Job: Print the records again, character for character.

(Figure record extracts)
*****

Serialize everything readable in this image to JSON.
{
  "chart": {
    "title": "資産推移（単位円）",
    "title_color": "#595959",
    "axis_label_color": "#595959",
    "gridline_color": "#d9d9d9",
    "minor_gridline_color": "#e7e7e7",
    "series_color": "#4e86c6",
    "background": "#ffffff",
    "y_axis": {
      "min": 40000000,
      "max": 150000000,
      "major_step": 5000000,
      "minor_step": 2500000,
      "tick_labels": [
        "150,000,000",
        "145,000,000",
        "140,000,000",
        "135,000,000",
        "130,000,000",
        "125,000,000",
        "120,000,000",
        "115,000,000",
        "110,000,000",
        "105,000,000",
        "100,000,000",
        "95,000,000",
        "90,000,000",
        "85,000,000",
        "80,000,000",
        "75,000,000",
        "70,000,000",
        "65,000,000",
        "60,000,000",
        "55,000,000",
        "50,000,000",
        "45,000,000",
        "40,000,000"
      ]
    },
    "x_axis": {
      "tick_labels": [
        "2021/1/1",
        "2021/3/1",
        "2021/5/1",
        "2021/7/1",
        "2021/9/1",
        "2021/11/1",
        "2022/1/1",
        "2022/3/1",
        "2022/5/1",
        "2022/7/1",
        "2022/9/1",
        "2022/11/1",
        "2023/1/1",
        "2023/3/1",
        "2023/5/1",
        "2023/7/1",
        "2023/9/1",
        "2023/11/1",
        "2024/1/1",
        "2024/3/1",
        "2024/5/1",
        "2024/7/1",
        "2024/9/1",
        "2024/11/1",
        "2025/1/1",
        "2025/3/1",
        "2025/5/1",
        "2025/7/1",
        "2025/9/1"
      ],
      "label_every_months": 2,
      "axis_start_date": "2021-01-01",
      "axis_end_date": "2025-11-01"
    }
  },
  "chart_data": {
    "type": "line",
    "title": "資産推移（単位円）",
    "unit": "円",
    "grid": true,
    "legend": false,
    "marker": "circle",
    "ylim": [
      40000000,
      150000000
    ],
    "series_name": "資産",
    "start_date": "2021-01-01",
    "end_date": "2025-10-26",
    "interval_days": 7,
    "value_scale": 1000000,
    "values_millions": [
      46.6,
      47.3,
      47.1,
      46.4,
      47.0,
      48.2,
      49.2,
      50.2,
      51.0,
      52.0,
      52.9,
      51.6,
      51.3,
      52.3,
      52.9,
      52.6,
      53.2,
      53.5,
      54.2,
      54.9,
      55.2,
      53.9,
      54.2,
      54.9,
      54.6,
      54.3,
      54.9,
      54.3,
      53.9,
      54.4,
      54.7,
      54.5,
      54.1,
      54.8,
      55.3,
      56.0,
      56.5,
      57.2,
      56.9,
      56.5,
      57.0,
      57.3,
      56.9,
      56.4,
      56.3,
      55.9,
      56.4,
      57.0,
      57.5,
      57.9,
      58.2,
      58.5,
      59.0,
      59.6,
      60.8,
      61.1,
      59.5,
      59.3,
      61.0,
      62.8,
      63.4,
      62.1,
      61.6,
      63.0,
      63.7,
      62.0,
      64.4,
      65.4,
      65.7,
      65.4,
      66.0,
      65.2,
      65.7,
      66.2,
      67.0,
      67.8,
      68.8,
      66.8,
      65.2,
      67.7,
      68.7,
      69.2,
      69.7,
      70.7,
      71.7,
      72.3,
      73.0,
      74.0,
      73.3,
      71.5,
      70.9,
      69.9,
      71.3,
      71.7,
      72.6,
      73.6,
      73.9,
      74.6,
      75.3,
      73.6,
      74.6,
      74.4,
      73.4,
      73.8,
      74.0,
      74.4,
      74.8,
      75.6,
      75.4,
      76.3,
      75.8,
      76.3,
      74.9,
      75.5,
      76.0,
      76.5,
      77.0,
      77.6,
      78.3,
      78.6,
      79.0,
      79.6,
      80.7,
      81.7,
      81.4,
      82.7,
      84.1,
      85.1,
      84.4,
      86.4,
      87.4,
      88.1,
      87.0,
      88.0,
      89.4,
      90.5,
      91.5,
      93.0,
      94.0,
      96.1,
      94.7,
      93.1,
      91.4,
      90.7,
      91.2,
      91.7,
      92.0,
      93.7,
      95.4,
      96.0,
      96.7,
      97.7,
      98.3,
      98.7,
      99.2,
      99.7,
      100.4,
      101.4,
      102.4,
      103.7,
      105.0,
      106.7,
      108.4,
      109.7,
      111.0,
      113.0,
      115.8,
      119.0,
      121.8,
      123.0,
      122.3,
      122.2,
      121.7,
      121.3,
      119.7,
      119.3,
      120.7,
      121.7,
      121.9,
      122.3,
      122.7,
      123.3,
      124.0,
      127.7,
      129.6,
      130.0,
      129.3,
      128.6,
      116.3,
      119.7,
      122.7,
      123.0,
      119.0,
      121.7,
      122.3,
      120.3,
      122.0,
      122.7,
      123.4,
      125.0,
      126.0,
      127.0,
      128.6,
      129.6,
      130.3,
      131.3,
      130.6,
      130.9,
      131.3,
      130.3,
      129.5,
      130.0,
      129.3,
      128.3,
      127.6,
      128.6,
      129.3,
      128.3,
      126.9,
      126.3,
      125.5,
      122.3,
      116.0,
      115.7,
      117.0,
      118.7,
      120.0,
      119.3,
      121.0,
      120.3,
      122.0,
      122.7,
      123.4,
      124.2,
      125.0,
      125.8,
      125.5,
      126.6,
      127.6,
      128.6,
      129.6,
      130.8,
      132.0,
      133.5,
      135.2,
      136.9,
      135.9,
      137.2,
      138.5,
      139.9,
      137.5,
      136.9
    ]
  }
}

*****

Written answer:
Serialize everything readable in this image to JSON.
{
  "chart": {
    "title": "資産推移（単位円）",
    "title_color": "#595959",
    "axis_label_color": "#595959",
    "gridline_color": "#d9d9d9",
    "minor_gridline_color": "#e7e7e7",
    "series_color": "#4e86c6",
    "background": "#ffffff",
    "y_axis": {
      "min": 40000000,
      "max": 150000000,
      "major_step": 5000000,
      "minor_step": 2500000,
      "tick_labels": [
        "150,000,000",
        "145,000,000",
        "140,000,000",
        "135,000,000",
        "130,000,000",
        "125,000,000",
        "120,000,000",
        "115,000,000",
        "110,000,000",
        "105,000,000",
        "100,000,000",
        "95,000,000",
        "90,000,000",
        "85,000,000",
        "80,000,000",
        "75,000,000",
        "70,000,000",
        "65,000,000",
        "60,000,000",
        "55,000,000",
        "50,000,000",
        "45,000,000",
        "40,000,000"
      ]
    },
    "x_axis": {
      "tick_labels": [
        "2021/1/1",
        "2021/3/1",
        "2021/5/1",
        "2021/7/1",
        "2021/9/1",
        "2021/11/1",
        "2022/1/1",
        "2022/3/1",
        "2022/5/1",
        "2022/7/1",
        "2022/9/1",
        "2022/11/1",
        "2023/1/1",
        "2023/3/1",
        "2023/5/1",
        "2023/7/1",
        "2023/9/1",
        "2023/11/1",
        "2024/1/1",
        "2024/3/1",
        "2024/5/1",
        "2024/7/1",
        "2024/9/1",
        "2024/11/1",
        "2025/1/1",
        "2025/3/1",
        "2025/5/1",
        "2025/7/1",
        "2025/9/1"
      ],
      "label_every_months": 2,
      "axis_start_date": "2021-01-01",
      "axis_end_date": "2025-11-01"
    }
  },
  "chart_data": {
    "type": "line",
    "title": "資産推移（単位円）",
    "unit": "円",
    "grid": true,
    "legend": false,
    "marker": "circle",
    "ylim": [
      40000000,
      150000000
    ],
    "series_name": "資産",
    "start_date": "2021-01-01",
    "end_date": "2025-10-26",
    "interval_days": 7,
    "value_scale": 1000000,
    "values_millions": [
      46.6,
      47.3,
      47.1,
      46.4,
      47.0,
      48.2,
      49.2,
      50.2,
      51.0,
      52.0,
      52.9,
      51.6,
      51.3,
      52.3,
      52.9,
      52.6,
      53.2,
      53.5,
      54.2,
      54.9,
      55.2,
      53.9,
      54.2,
      54.9,
      54.6,
      54.3,
      54.9,
      54.3,
      53.9,
      54.4,
      54.7,
      54.5,
      54.1,
      54.8,
      55.3,
      56.0,
      56.5,
      57.2,
      56.9,
      56.5,
      57.0,
      57.3,
      56.9,
      56.4,
      56.3,
      55.9,
      56.4,
      57.0,
      57.5,
      57.9,
      58.2,
      58.5,
      59.0,
      59.6,
      60.8,
      61.1,
      59.5,
      59.3,
      61.0,
      62.8,
      63.4,
      62.1,
      61.6,
      63.0,
      63.7,
      62.0,
      64.4,
      65.4,
      65.7,
      65.4,
      66.0,
      65.2,
      65.7,
      66.2,
      67.0,
      67.8,
      68.8,
      66.8,
      65.2,
      67.7,
      68.7,
      69.2,
      69.7,
      70.7,
      71.7,
      72.3,
      73.0,
      74.0,
      73.3,
      71.5,
      70.9,
      69.9,
      71.3,
      71.7,
      72.6,
      73.6,
      73.9,
      74.6,
      75.3,
      73.6,
      74.6,
      74.4,
      73.4,
      73.8,
      74.0,
      74.4,
      74.8,
      75.6,
      75.4,
      76.3,
      75.8,
      76.3,
      74.9,
      75.5,
      76.0,
      76.5,
      77.0,
      77.6,
      78.3,
      78.6,
      79.0,
      79.6,
      80.7,
      81.7,
      81.4,
      82.7,
      84.1,
      85.1,
      84.4,
      86.4,
      87.4,
      88.1,
      87.0,
      88.0,
      89.4,
      90.5,
      91.5,
      93.0,
      94.0,
      96.1,
      94.7,
      93.1,
      91.4,
      90.7,
      91.2,
      91.7,
      92.0,
      93.7,
      95.4,
      96.0,
      96.7,
      97.7,
      98.3,
      98.7,
      99.2,
      99.7,
      100.4,
      101.4,
      102.4,
      103.7,
      105.0,
      106.7,
      108.4,
      109.7,
      111.0,
      113.0,
      115.8,
      119.0,
      121.8,
      123.0,
      122.3,
      122.2,
      121.7,
      121.3,
      119.7,
      119.3,
      120.7,
      121.7,
      121.9,
      122.3,
      122.7,
      123.3,
      124.0,
      127.7,
      129.6,
      130.0,
      129.3,
      128.6,
      116.3,
      119.7,
      122.7,
      123.0,
      119.0,
      121.7,
      122.3,
      120.3,
      122.0,
      122.7,
      123.4,
      125.0,
      126.0,
      127.0,
      128.6,
      129.6,
      130.3,
      131.3,
      130.6,
      130.9,
      131.3,
      130.3,
      129.5,
      130.0,
      129.3,
      128.3,
      127.6,
      128.6,
      129.3,
      128.3,
      126.9,
      126.3,
      125.5,
      122.3,
      116.0,
      115.7,
      117.0,
      118.7,
      120.0,
      119.3,
      121.0,
      120.3,
      122.0,
      122.7,
      123.4,
      124.2,
      125.0,
      125.8,
      125.5,
      126.6,
      127.6,
      128.6,
      129.6,
      130.8,
      132.0,
      133.5,
      135.2,
      136.9,
      135.9,
      137.2,
      138.5,
      139.9,
      137.5,
      136.9
    ]
  }
}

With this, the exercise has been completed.